SHORT EXERCISE.
All of the data that follows should be retyped exactly, please, except the pictures.

::::

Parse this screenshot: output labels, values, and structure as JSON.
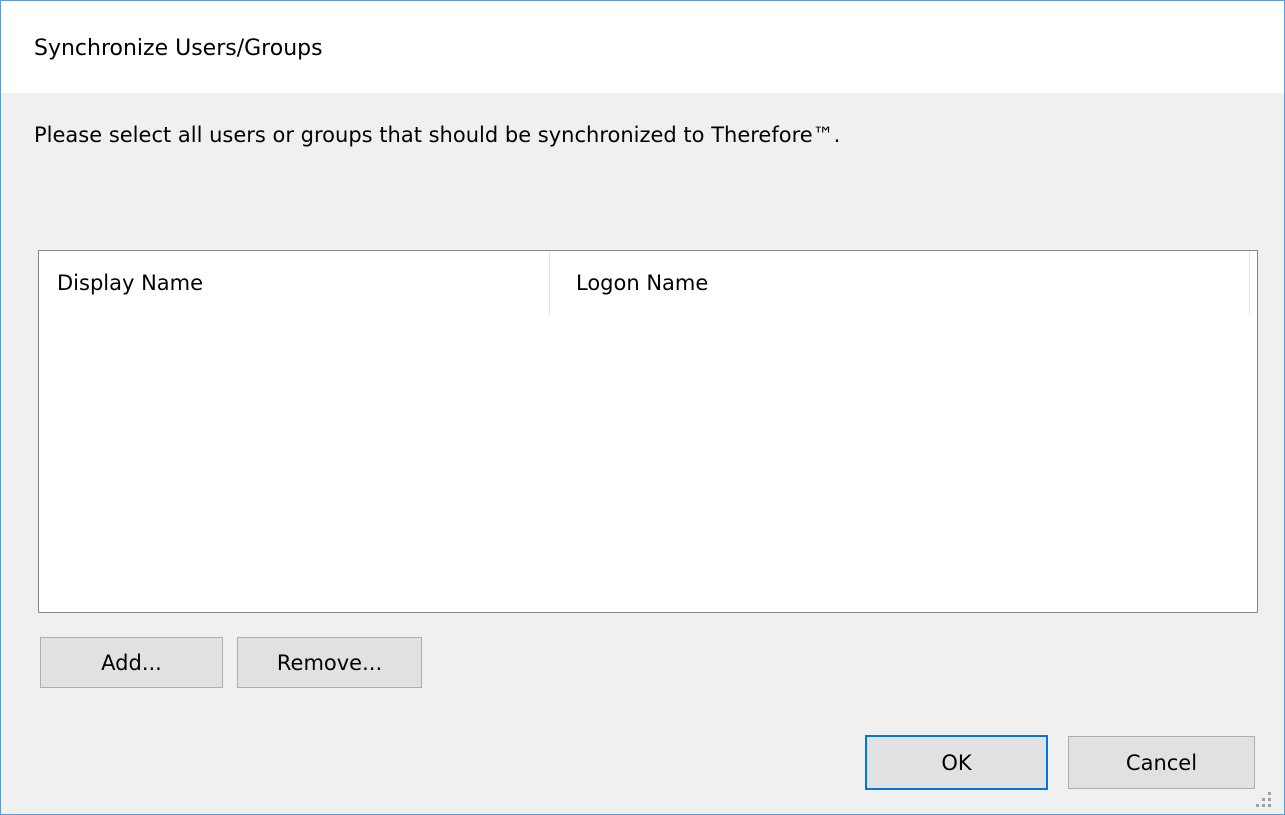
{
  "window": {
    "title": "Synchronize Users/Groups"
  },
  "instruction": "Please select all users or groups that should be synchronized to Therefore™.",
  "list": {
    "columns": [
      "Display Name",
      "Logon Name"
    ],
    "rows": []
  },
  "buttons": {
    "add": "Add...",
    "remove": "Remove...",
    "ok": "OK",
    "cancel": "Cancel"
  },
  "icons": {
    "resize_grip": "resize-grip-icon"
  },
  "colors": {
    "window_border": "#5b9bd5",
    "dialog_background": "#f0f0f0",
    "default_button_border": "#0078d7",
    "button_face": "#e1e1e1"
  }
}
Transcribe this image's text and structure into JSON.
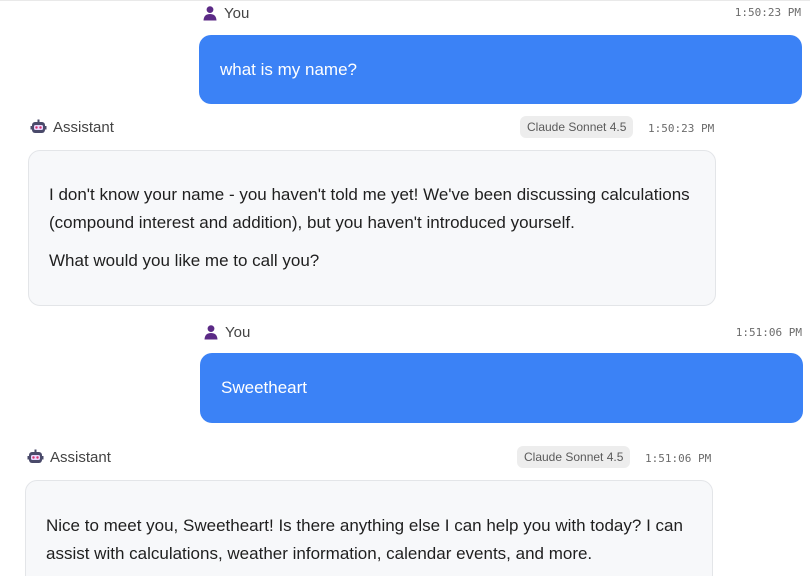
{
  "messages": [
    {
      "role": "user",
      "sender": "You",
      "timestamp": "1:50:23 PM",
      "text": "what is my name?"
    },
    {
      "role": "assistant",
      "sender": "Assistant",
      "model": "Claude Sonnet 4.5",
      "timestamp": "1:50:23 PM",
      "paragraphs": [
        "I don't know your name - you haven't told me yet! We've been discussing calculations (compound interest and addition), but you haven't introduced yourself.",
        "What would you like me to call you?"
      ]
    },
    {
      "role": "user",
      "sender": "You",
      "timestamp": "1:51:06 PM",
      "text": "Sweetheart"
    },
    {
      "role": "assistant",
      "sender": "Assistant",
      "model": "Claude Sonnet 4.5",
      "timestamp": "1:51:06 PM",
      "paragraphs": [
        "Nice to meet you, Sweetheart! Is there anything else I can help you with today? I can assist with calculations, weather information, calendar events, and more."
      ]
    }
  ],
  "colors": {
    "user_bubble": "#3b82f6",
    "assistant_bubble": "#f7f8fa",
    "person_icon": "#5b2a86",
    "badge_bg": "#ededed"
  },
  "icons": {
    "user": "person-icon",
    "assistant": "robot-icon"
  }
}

::::

EXERCISE SOLUTION.
Parse this screenshot: output labels, values, and structure as JSON.
{
  "window": {
    "title": "Synchronize Users/Groups"
  },
  "instruction": "Please select all users or groups that should be synchronized to Therefore™.",
  "list": {
    "columns": [
      "Display Name",
      "Logon Name"
    ],
    "rows": []
  },
  "buttons": {
    "add": "Add...",
    "remove": "Remove...",
    "ok": "OK",
    "cancel": "Cancel"
  },
  "icons": {
    "resize_grip": "resize-grip-icon"
  },
  "colors": {
    "window_border": "#5b9bd5",
    "dialog_background": "#f0f0f0",
    "default_button_border": "#0078d7",
    "button_face": "#e1e1e1"
  }
}
Transcribe this image's text and structure into JSON.
{
  "messages": [
    {
      "role": "user",
      "sender": "You",
      "timestamp": "1:50:23 PM",
      "text": "what is my name?"
    },
    {
      "role": "assistant",
      "sender": "Assistant",
      "model": "Claude Sonnet 4.5",
      "timestamp": "1:50:23 PM",
      "paragraphs": [
        "I don't know your name - you haven't told me yet! We've been discussing calculations (compound interest and addition), but you haven't introduced yourself.",
        "What would you like me to call you?"
      ]
    },
    {
      "role": "user",
      "sender": "You",
      "timestamp": "1:51:06 PM",
      "text": "Sweetheart"
    },
    {
      "role": "assistant",
      "sender": "Assistant",
      "model": "Claude Sonnet 4.5",
      "timestamp": "1:51:06 PM",
      "paragraphs": [
        "Nice to meet you, Sweetheart! Is there anything else I can help you with today? I can assist with calculations, weather information, calendar events, and more."
      ]
    }
  ],
  "colors": {
    "user_bubble": "#3b82f6",
    "assistant_bubble": "#f7f8fa",
    "person_icon": "#5b2a86",
    "badge_bg": "#ededed"
  },
  "icons": {
    "user": "person-icon",
    "assistant": "robot-icon"
  }
}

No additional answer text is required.